§ Given records
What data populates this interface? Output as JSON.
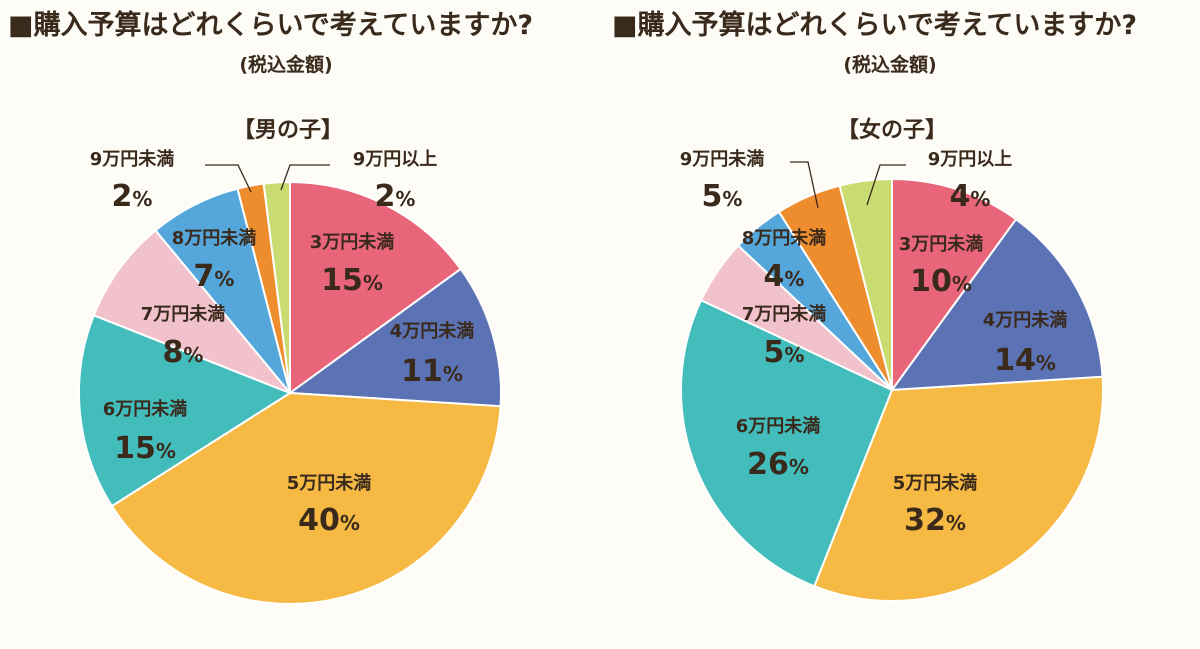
{
  "chart_data": [
    {
      "type": "pie",
      "title": "■購入予算はどれくらいで考えていますか?",
      "subtitle": "(税込金額)",
      "group_label": "【男の子】",
      "slices": [
        {
          "label": "9万円以上",
          "value": 2,
          "color": "#c8dc72"
        },
        {
          "label": "3万円未満",
          "value": 15,
          "color": "#e9667a"
        },
        {
          "label": "4万円未満",
          "value": 11,
          "color": "#5b73b4"
        },
        {
          "label": "5万円未満",
          "value": 40,
          "color": "#f5b944"
        },
        {
          "label": "6万円未満",
          "value": 15,
          "color": "#43bcbc"
        },
        {
          "label": "7万円未満",
          "value": 8,
          "color": "#f2c2cc"
        },
        {
          "label": "8万円未満",
          "value": 7,
          "color": "#55a6db"
        },
        {
          "label": "9万円未満",
          "value": 2,
          "color": "#ee8d2e"
        }
      ],
      "unit": "%"
    },
    {
      "type": "pie",
      "title": "■購入予算はどれくらいで考えていますか?",
      "subtitle": "(税込金額)",
      "group_label": "【女の子】",
      "slices": [
        {
          "label": "9万円以上",
          "value": 4,
          "color": "#c8dc72"
        },
        {
          "label": "3万円未満",
          "value": 10,
          "color": "#e9667a"
        },
        {
          "label": "4万円未満",
          "value": 14,
          "color": "#5b73b4"
        },
        {
          "label": "5万円未満",
          "value": 32,
          "color": "#f5b944"
        },
        {
          "label": "6万円未満",
          "value": 26,
          "color": "#43bcbc"
        },
        {
          "label": "7万円未満",
          "value": 5,
          "color": "#f2c2cc"
        },
        {
          "label": "8万円未満",
          "value": 4,
          "color": "#55a6db"
        },
        {
          "label": "9万円未満",
          "value": 5,
          "color": "#ee8d2e"
        }
      ],
      "unit": "%"
    }
  ]
}
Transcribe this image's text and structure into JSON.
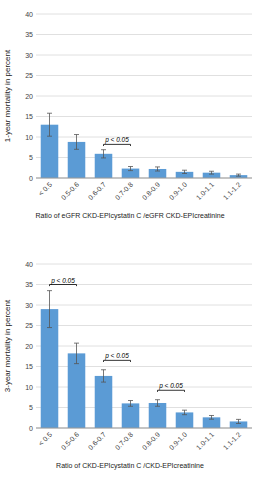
{
  "chart_data": [
    {
      "type": "bar",
      "categories": [
        "< 0.5",
        "0.5-0.6",
        "0.6-0.7",
        "0.7-0.8",
        "0.8-0.9",
        "0.9-1.0",
        "1.0-1.1",
        "1.1-1.2"
      ],
      "values": [
        13.0,
        8.8,
        5.9,
        2.3,
        2.2,
        1.5,
        1.3,
        0.7
      ],
      "errors": [
        2.8,
        1.8,
        1.0,
        0.5,
        0.5,
        0.4,
        0.35,
        0.25
      ],
      "color": "#5b9bd5",
      "ylabel": "1-year mortality in percent",
      "xlabel": "Ratio of eGFR CKD-EPIcystatin C /eGFR CKD-EPIcreatinine",
      "ylim": [
        0,
        40
      ],
      "yticks": [
        0,
        5,
        10,
        15,
        20,
        25,
        30,
        35,
        40
      ],
      "grid": true,
      "annotations": [
        {
          "text": "p < 0.05",
          "from": "0.6-0.7",
          "to": "0.7-0.8",
          "y": 8.2
        }
      ]
    },
    {
      "type": "bar",
      "categories": [
        "< 0.5",
        "0.5-0.6",
        "0.6-0.7",
        "0.7-0.8",
        "0.8-0.9",
        "0.9-1.0",
        "1.0-1.1",
        "1.1-1.2"
      ],
      "values": [
        29.0,
        18.2,
        12.7,
        6.0,
        6.1,
        3.8,
        2.6,
        1.6
      ],
      "errors": [
        4.5,
        2.5,
        1.5,
        0.7,
        0.8,
        0.55,
        0.45,
        0.5
      ],
      "color": "#5b9bd5",
      "ylabel": "3-year mortality in percent",
      "xlabel": "Ratio of CKD-EPIcystatin C /CKD-EPIcreatinine",
      "ylim": [
        0,
        40
      ],
      "yticks": [
        0,
        5,
        10,
        15,
        20,
        25,
        30,
        35,
        40
      ],
      "grid": true,
      "annotations": [
        {
          "text": "p < 0.05",
          "from": "< 0.5",
          "to": "0.5-0.6",
          "y": 35.0
        },
        {
          "text": "p < 0.05",
          "from": "0.6-0.7",
          "to": "0.7-0.8",
          "y": 16.5
        },
        {
          "text": "p < 0.05",
          "from": "0.8-0.9",
          "to": "0.9-1.0",
          "y": 9.2
        }
      ]
    }
  ]
}
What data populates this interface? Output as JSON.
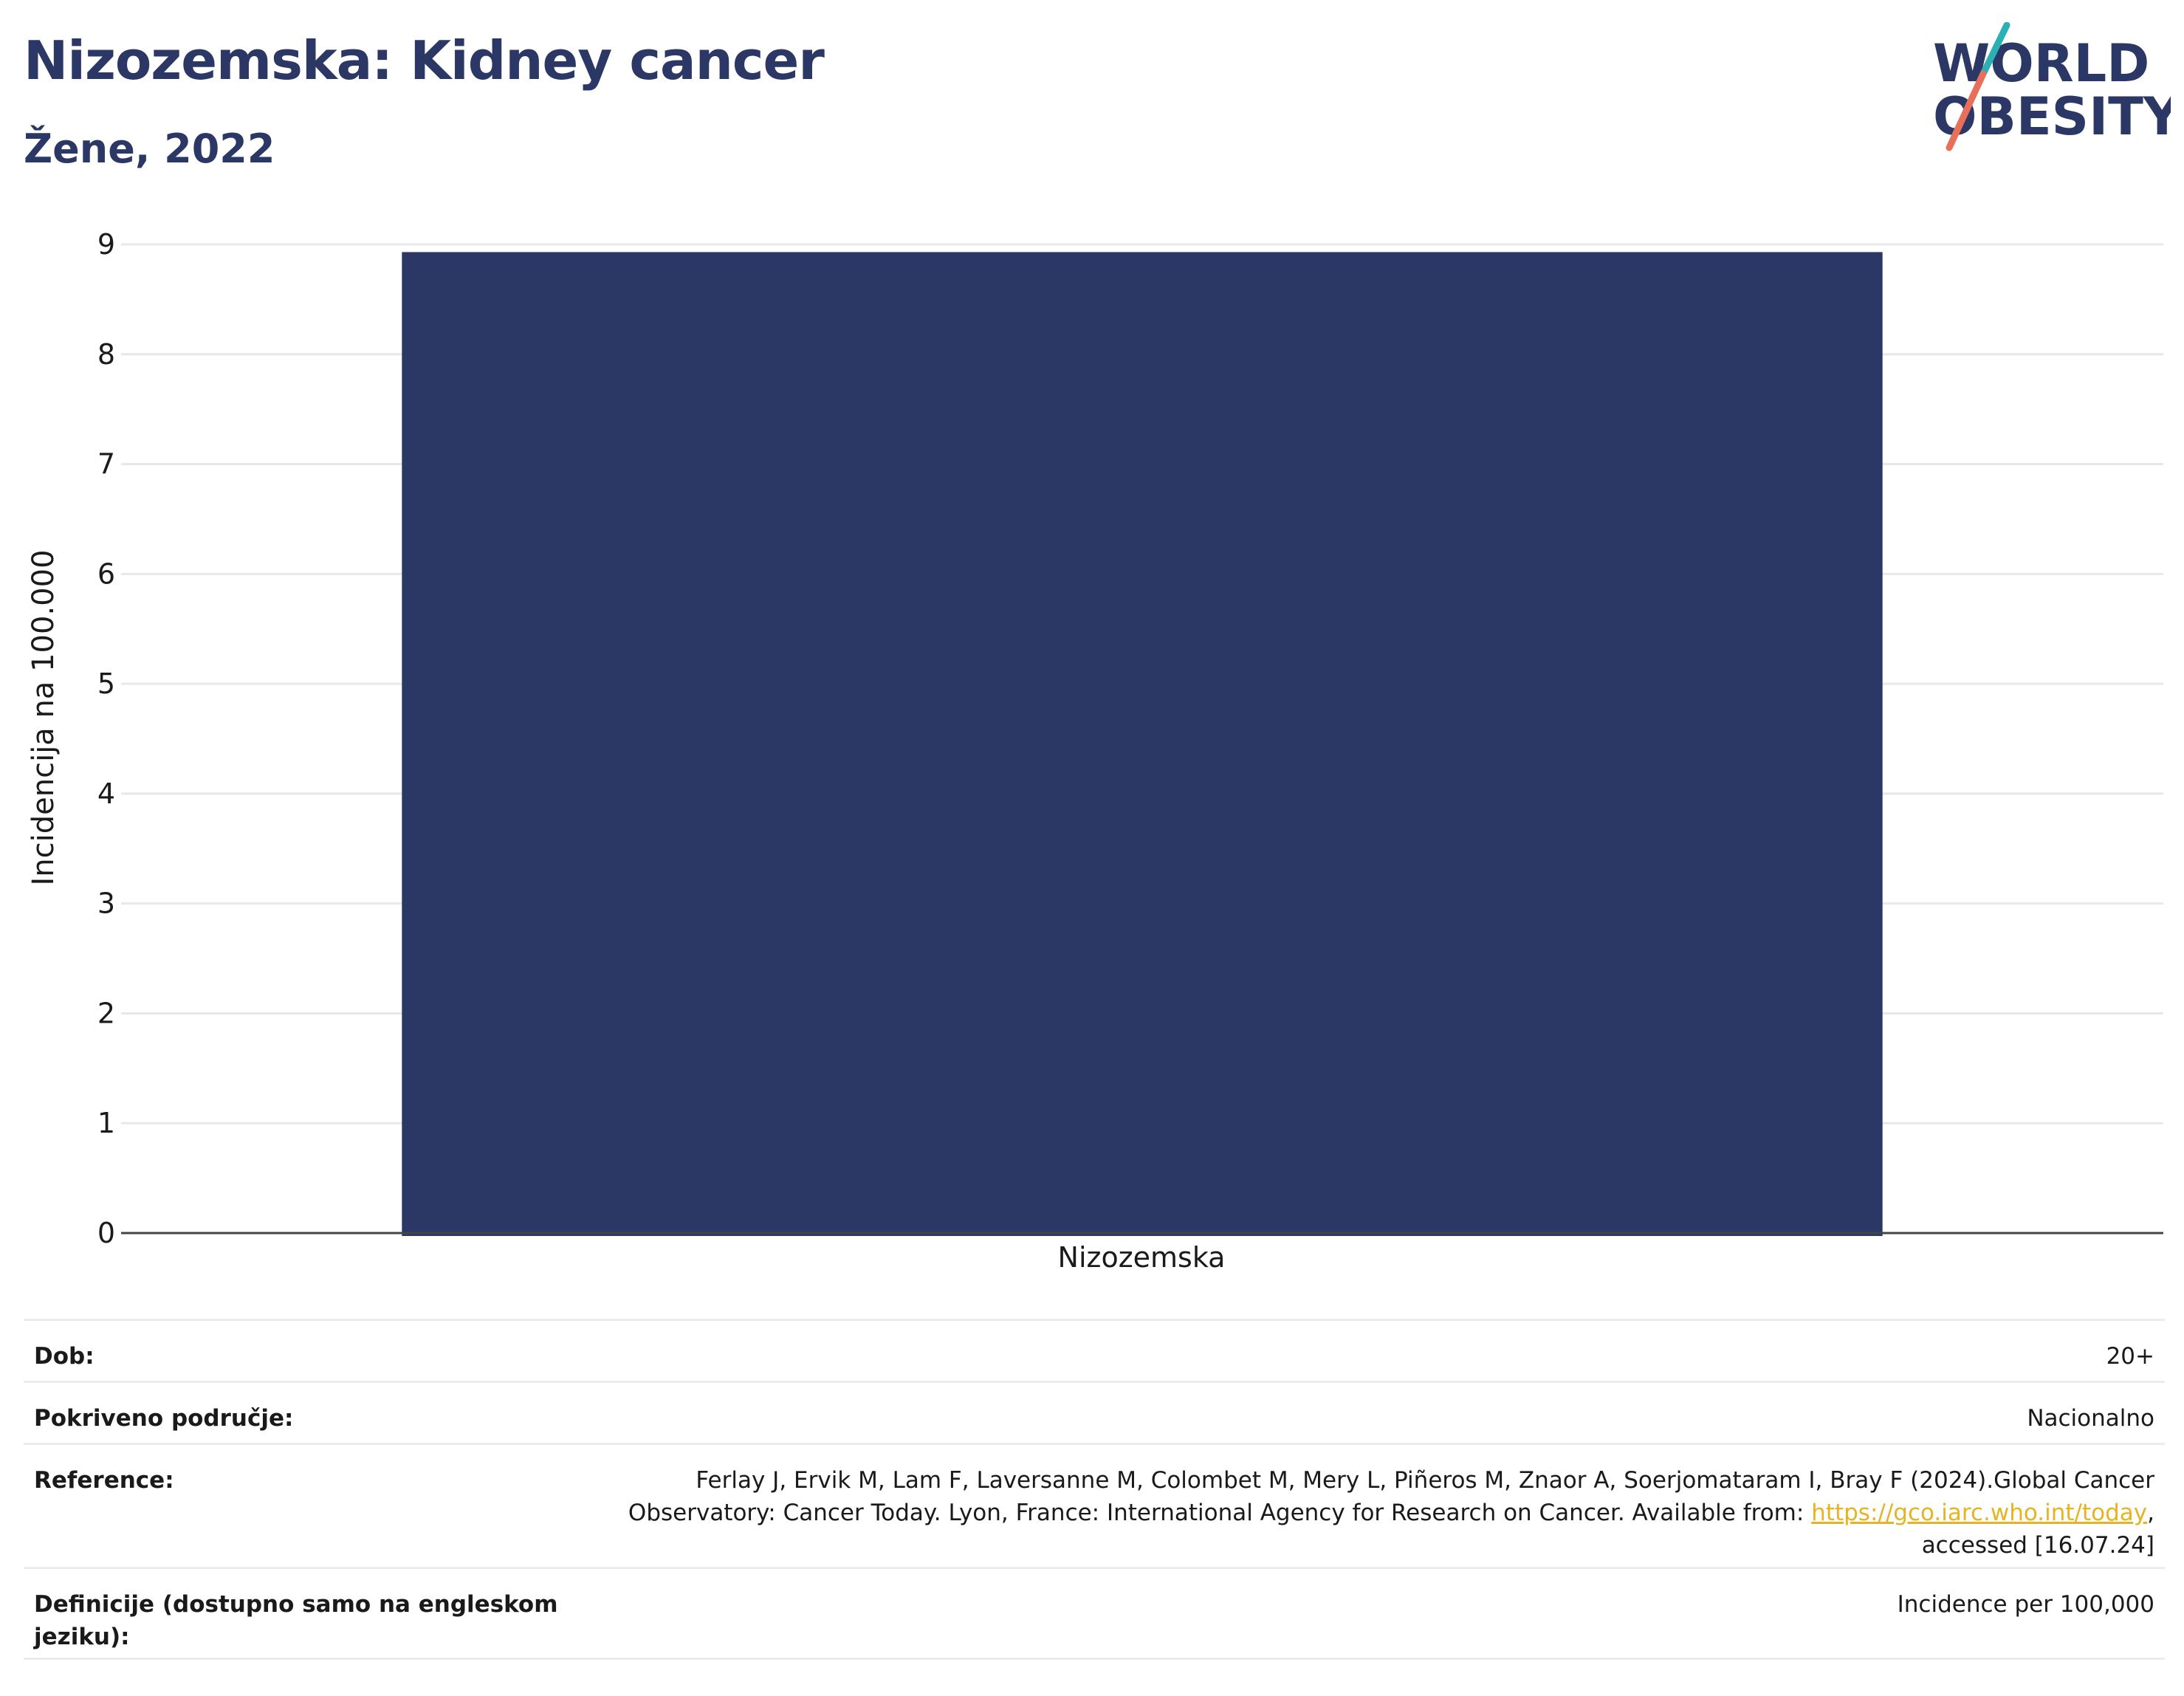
{
  "header": {
    "title": "Nizozemska: Kidney cancer",
    "subtitle": "Žene, 2022"
  },
  "logo": {
    "line1": "WORLD",
    "line2": "OBESITY",
    "colors": {
      "text": "#2b3765",
      "slash_top": "#2bb0b4",
      "slash_bottom": "#e8705a"
    }
  },
  "chart_data": {
    "type": "bar",
    "categories": [
      "Nizozemska"
    ],
    "values": [
      8.93
    ],
    "ylabel": "Incidencija na 100.000",
    "xlabel": "",
    "ylim": [
      0,
      9
    ],
    "yticks": [
      "0",
      "1",
      "2",
      "3",
      "4",
      "5",
      "6",
      "7",
      "8",
      "9"
    ],
    "grid": true,
    "bar_color": "#2b3765"
  },
  "meta": {
    "rows": [
      {
        "label": "Dob:",
        "value": "20+"
      },
      {
        "label": "Pokriveno područje:",
        "value": "Nacionalno"
      },
      {
        "label": "Reference:",
        "value_pre": "Ferlay J, Ervik M, Lam F, Laversanne M, Colombet M, Mery L, Piñeros M, Znaor A, Soerjomataram I, Bray F (2024).Global Cancer Observatory: Cancer Today. Lyon, France: International Agency for Research on Cancer. Available from: ",
        "link": "https://gco.iarc.who.int/today",
        "value_post": ", accessed [16.07.24]"
      },
      {
        "label": "Definicije (dostupno samo na engleskom jeziku):",
        "value": "Incidence per 100,000"
      }
    ]
  }
}
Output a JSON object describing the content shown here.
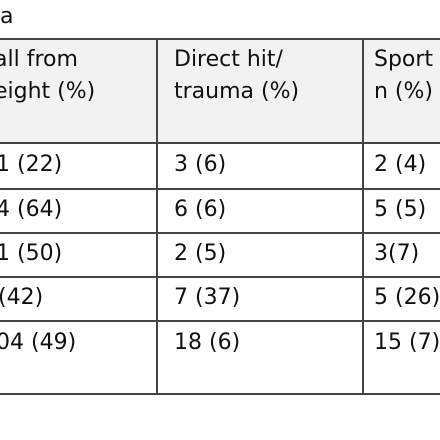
{
  "table": {
    "caption": "na",
    "headers": [
      {
        "line1": "all from",
        "line2": "eight (%)"
      },
      {
        "line1": "Direct hit/",
        "line2": "trauma (%)"
      },
      {
        "line1": "Sport",
        "line2": "n (%)"
      }
    ],
    "rows": [
      [
        "1 (22)",
        "3 (6)",
        "2 (4)"
      ],
      [
        "4 (64)",
        "6 (6)",
        "5 (5)"
      ],
      [
        "1 (50)",
        "2 (5)",
        "3(7)"
      ],
      [
        "(42)",
        "7 (37)",
        "5 (26)"
      ],
      [
        "04 (49)",
        "18 (6)",
        "15 (7)"
      ]
    ]
  }
}
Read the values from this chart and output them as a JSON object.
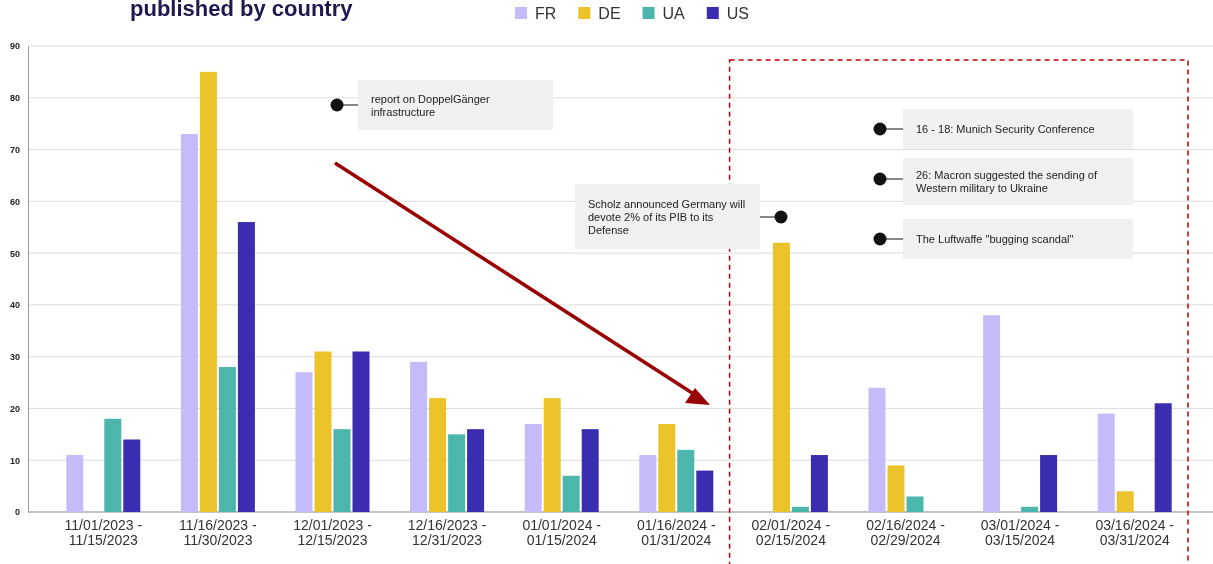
{
  "chart_data": {
    "type": "bar",
    "title": "published by country",
    "categories": [
      "11/01/2023 - 11/15/2023",
      "11/16/2023 - 11/30/2023",
      "12/01/2023 - 12/15/2023",
      "12/16/2023 - 12/31/2023",
      "01/01/2024 - 01/15/2024",
      "01/16/2024 - 01/31/2024",
      "02/01/2024 - 02/15/2024",
      "02/16/2024 - 02/29/2024",
      "03/01/2024 - 03/15/2024",
      "03/16/2024 - 03/31/2024"
    ],
    "series": [
      {
        "name": "FR",
        "color": "#c4bcf8",
        "values": [
          11,
          73,
          27,
          29,
          17,
          11,
          0,
          24,
          38,
          19
        ]
      },
      {
        "name": "DE",
        "color": "#ecc22a",
        "values": [
          0,
          85,
          31,
          22,
          22,
          17,
          52,
          9,
          0,
          4
        ]
      },
      {
        "name": "UA",
        "color": "#4db6ac",
        "values": [
          18,
          28,
          16,
          15,
          7,
          12,
          1,
          3,
          1,
          0
        ]
      },
      {
        "name": "US",
        "color": "#3a2db0",
        "values": [
          14,
          56,
          31,
          16,
          16,
          8,
          11,
          0,
          11,
          21
        ]
      }
    ],
    "ylim": [
      0,
      90
    ],
    "yticks": [
      0,
      10,
      20,
      30,
      40,
      50,
      60,
      70,
      80,
      90
    ],
    "grid": "y",
    "legend": "top",
    "annotations": [
      "report on DoppelGänger infrastructure",
      "Scholz announced Germany will devote 2% of its PIB to its Defense",
      "16 - 18: Munich Security Conference",
      "26: Macron suggested the sending of Western military to Ukraine",
      "The Luftwaffe \"bugging scandal\""
    ]
  }
}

§ What to produce
Locate the lines above that hold the word "ylabel". Show every one of them.

§ Complete output
      "ylabel": "1-year mortality in percent",
      "ylabel": "3-year mortality in percent",
    "ylabel": "Incidencija na 100.000",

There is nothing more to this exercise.